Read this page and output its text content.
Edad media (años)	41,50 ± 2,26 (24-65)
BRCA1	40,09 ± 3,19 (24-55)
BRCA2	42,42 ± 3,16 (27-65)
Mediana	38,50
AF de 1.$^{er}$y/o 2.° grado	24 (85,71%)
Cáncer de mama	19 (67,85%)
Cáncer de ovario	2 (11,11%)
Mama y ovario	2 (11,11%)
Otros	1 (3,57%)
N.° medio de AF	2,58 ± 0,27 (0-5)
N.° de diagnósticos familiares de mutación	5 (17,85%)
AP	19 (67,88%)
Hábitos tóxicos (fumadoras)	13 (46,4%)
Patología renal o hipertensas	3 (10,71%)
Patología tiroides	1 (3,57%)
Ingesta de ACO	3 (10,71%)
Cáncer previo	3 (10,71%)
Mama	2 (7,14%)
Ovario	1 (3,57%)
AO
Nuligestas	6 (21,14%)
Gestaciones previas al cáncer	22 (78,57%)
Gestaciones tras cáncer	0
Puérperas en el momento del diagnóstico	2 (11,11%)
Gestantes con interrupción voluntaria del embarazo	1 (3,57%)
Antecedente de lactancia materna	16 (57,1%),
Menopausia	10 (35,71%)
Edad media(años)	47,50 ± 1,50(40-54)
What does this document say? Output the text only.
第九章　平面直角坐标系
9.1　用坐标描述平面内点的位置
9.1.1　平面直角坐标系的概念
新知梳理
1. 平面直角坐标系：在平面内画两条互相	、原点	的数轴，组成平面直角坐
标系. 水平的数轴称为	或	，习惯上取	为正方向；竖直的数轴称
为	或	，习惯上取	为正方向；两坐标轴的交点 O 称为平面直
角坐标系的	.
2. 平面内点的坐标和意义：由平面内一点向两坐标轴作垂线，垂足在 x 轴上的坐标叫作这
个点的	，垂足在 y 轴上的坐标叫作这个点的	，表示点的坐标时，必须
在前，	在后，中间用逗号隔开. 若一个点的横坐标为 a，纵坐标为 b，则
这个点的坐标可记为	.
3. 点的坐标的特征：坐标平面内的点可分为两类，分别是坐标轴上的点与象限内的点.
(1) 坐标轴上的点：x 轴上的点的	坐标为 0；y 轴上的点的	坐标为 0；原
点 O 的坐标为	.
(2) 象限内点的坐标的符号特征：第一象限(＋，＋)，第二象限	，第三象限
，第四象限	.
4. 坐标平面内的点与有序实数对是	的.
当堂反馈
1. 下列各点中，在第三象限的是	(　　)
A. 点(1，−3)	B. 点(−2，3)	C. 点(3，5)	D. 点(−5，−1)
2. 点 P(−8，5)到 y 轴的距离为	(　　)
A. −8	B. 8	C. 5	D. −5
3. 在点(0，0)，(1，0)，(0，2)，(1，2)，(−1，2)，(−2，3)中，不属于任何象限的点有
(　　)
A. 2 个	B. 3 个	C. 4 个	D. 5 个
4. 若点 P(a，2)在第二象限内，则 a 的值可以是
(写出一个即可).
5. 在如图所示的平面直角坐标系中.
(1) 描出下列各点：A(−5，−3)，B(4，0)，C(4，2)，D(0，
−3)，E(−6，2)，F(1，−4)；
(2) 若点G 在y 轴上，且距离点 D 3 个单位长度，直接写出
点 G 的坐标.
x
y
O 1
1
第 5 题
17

**Task instructions:**
Using the records above, gather all lines where the string "text" is present.

**Complete response:**
Read this page and output its text content.
What does this document say? Output the text only.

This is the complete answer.